> **Stored records**
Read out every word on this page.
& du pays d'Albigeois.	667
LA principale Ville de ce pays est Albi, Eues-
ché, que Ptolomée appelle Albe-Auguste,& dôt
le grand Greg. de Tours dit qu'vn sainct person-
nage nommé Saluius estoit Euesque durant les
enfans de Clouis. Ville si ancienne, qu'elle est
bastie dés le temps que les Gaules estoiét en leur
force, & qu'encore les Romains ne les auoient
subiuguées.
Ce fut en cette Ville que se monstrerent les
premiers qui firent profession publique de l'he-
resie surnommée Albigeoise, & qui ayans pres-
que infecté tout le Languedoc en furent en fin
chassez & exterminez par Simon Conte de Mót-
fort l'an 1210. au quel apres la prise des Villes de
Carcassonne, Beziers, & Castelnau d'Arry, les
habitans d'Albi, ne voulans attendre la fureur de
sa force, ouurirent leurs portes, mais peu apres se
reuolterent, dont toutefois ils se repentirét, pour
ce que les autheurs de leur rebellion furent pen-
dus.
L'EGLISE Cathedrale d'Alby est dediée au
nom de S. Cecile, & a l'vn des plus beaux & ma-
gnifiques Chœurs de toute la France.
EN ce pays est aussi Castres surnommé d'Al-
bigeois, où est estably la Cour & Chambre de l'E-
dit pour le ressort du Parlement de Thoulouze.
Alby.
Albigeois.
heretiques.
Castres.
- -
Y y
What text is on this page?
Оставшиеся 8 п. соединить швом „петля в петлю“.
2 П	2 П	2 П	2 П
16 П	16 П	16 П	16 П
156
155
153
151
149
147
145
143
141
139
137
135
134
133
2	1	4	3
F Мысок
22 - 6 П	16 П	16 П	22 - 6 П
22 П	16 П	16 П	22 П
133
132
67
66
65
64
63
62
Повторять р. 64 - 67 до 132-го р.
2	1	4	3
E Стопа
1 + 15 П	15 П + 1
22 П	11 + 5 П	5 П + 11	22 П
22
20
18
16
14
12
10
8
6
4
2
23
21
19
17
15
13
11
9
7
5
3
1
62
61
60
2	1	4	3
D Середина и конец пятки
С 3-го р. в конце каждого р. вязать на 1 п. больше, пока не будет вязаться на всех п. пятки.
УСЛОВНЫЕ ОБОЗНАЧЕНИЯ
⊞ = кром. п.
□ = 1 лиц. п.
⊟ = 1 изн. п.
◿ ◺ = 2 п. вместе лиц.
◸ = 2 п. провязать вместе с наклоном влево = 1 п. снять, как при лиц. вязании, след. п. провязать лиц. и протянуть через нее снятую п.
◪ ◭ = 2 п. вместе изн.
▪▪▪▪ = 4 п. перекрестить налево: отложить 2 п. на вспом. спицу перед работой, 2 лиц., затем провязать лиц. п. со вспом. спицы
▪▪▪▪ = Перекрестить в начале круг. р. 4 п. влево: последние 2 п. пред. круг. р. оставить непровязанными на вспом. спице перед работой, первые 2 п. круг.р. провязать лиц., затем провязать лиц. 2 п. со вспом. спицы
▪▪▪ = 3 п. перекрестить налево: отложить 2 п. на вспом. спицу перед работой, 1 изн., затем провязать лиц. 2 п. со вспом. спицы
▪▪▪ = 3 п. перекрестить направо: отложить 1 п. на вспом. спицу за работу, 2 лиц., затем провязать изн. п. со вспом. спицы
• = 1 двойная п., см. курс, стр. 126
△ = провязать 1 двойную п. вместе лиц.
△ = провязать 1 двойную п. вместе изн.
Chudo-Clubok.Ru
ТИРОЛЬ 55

> **Given task**
Set down all of the entries exactly, please.

> **Output below**
Read out every word on this page.
& du pays d'Albigeois.	667
LA principale Ville de ce pays est Albi, Eues-
ché, que Ptolomée appelle Albe-Auguste,& dôt
le grand Greg. de Tours dit qu'vn sainct person-
nage nommé Saluius estoit Euesque durant les
enfans de Clouis. Ville si ancienne, qu'elle est
bastie dés le temps que les Gaules estoiét en leur
force, & qu'encore les Romains ne les auoient
subiuguées.
Ce fut en cette Ville que se monstrerent les
premiers qui firent profession publique de l'he-
resie surnommée Albigeoise, & qui ayans pres-
que infecté tout le Languedoc en furent en fin
chassez & exterminez par Simon Conte de Mót-
fort l'an 1210. au quel apres la prise des Villes de
Carcassonne, Beziers, & Castelnau d'Arry, les
habitans d'Albi, ne voulans attendre la fureur de
sa force, ouurirent leurs portes, mais peu apres se
reuolterent, dont toutefois ils se repentirét, pour
ce que les autheurs de leur rebellion furent pen-
dus.
L'EGLISE Cathedrale d'Alby est dediée au
nom de S. Cecile, & a l'vn des plus beaux & ma-
gnifiques Chœurs de toute la France.
EN ce pays est aussi Castres surnommé d'Al-
bigeois, où est estably la Cour & Chambre de l'E-
dit pour le ressort du Parlement de Thoulouze.
Alby.
Albigeois.
heretiques.
Castres.
- -
Y y
What text is on this page?
Оставшиеся 8 п. соединить швом „петля в петлю“.
2 П	2 П	2 П	2 П
16 П	16 П	16 П	16 П
156
155
153
151
149
147
145
143
141
139
137
135
134
133
2	1	4	3
F Мысок
22 - 6 П	16 П	16 П	22 - 6 П
22 П	16 П	16 П	22 П
133
132
67
66
65
64
63
62
Повторять р. 64 - 67 до 132-го р.
2	1	4	3
E Стопа
1 + 15 П	15 П + 1
22 П	11 + 5 П	5 П + 11	22 П
22
20
18
16
14
12
10
8
6
4
2
23
21
19
17
15
13
11
9
7
5
3
1
62
61
60
2	1	4	3
D Середина и конец пятки
С 3-го р. в конце каждого р. вязать на 1 п. больше, пока не будет вязаться на всех п. пятки.
УСЛОВНЫЕ ОБОЗНАЧЕНИЯ
⊞ = кром. п.
□ = 1 лиц. п.
⊟ = 1 изн. п.
◿ ◺ = 2 п. вместе лиц.
◸ = 2 п. провязать вместе с наклоном влево = 1 п. снять, как при лиц. вязании, след. п. провязать лиц. и протянуть через нее снятую п.
◪ ◭ = 2 п. вместе изн.
▪▪▪▪ = 4 п. перекрестить налево: отложить 2 п. на вспом. спицу перед работой, 2 лиц., затем провязать лиц. п. со вспом. спицы
▪▪▪▪ = Перекрестить в начале круг. р. 4 п. влево: последние 2 п. пред. круг. р. оставить непровязанными на вспом. спице перед работой, первые 2 п. круг.р. провязать лиц., затем провязать лиц. 2 п. со вспом. спицы
▪▪▪ = 3 п. перекрестить налево: отложить 2 п. на вспом. спицу перед работой, 1 изн., затем провязать лиц. 2 п. со вспом. спицы
▪▪▪ = 3 п. перекрестить направо: отложить 1 п. на вспом. спицу за работу, 2 лиц., затем провязать изн. п. со вспом. спицы
• = 1 двойная п., см. курс, стр. 126
△ = провязать 1 двойную п. вместе лиц.
△ = провязать 1 двойную п. вместе изн.
Chudo-Clubok.Ru
ТИРОЛЬ 55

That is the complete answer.